(Dataset records)
★ ★ ★ ★

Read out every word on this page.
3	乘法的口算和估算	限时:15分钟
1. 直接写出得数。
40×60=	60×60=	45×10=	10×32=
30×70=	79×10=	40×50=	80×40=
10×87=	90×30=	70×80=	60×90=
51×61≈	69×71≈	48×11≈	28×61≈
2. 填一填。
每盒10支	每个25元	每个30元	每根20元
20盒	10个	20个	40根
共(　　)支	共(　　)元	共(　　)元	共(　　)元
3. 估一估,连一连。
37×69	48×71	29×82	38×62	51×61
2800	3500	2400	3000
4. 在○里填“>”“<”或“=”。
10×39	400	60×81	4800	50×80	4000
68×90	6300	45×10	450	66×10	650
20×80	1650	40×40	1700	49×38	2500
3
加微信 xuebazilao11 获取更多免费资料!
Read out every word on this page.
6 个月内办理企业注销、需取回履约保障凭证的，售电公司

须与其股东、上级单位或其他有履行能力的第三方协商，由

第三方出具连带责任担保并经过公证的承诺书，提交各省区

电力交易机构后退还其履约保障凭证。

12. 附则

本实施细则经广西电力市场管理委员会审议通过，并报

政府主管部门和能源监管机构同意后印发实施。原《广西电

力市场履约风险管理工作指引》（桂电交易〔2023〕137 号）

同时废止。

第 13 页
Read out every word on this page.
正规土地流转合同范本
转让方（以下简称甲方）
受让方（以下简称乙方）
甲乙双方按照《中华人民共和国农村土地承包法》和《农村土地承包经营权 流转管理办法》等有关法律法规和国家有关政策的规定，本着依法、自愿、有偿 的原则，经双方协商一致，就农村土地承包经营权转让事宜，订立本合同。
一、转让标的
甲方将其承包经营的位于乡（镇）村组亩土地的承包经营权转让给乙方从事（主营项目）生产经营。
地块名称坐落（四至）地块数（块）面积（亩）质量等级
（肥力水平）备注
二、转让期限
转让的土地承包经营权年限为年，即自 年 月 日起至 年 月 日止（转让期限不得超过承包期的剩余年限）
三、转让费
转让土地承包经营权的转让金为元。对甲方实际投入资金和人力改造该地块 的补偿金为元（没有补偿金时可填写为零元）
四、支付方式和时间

★ ★ ★ ★

(TASK TO CARRY OUT): The records above must be output exactly, in full.

(EXERCISE ANSWER):
Read out every word on this page.
3	乘法的口算和估算	限时:15分钟
1. 直接写出得数。
40×60=	60×60=	45×10=	10×32=
30×70=	79×10=	40×50=	80×40=
10×87=	90×30=	70×80=	60×90=
51×61≈	69×71≈	48×11≈	28×61≈
2. 填一填。
每盒10支	每个25元	每个30元	每根20元
20盒	10个	20个	40根
共(　　)支	共(　　)元	共(　　)元	共(　　)元
3. 估一估,连一连。
37×69	48×71	29×82	38×62	51×61
2800	3500	2400	3000
4. 在○里填“>”“<”或“=”。
10×39	400	60×81	4800	50×80	4000
68×90	6300	45×10	450	66×10	650
20×80	1650	40×40	1700	49×38	2500
3
加微信 xuebazilao11 获取更多免费资料!
Read out every word on this page.
6 个月内办理企业注销、需取回履约保障凭证的，售电公司

须与其股东、上级单位或其他有履行能力的第三方协商，由

第三方出具连带责任担保并经过公证的承诺书，提交各省区

电力交易机构后退还其履约保障凭证。

12. 附则

本实施细则经广西电力市场管理委员会审议通过，并报

政府主管部门和能源监管机构同意后印发实施。原《广西电

力市场履约风险管理工作指引》（桂电交易〔2023〕137 号）

同时废止。

第 13 页
Read out every word on this page.
正规土地流转合同范本
转让方（以下简称甲方）
受让方（以下简称乙方）
甲乙双方按照《中华人民共和国农村土地承包法》和《农村土地承包经营权 流转管理办法》等有关法律法规和国家有关政策的规定，本着依法、自愿、有偿 的原则，经双方协商一致，就农村土地承包经营权转让事宜，订立本合同。
一、转让标的
甲方将其承包经营的位于乡（镇）村组亩土地的承包经营权转让给乙方从事（主营项目）生产经营。
地块名称坐落（四至）地块数（块）面积（亩）质量等级
（肥力水平）备注
二、转让期限
转让的土地承包经营权年限为年，即自 年 月 日起至 年 月 日止（转让期限不得超过承包期的剩余年限）
三、转让费
转让土地承包经营权的转让金为元。对甲方实际投入资金和人力改造该地块 的补偿金为元（没有补偿金时可填写为零元）
四、支付方式和时间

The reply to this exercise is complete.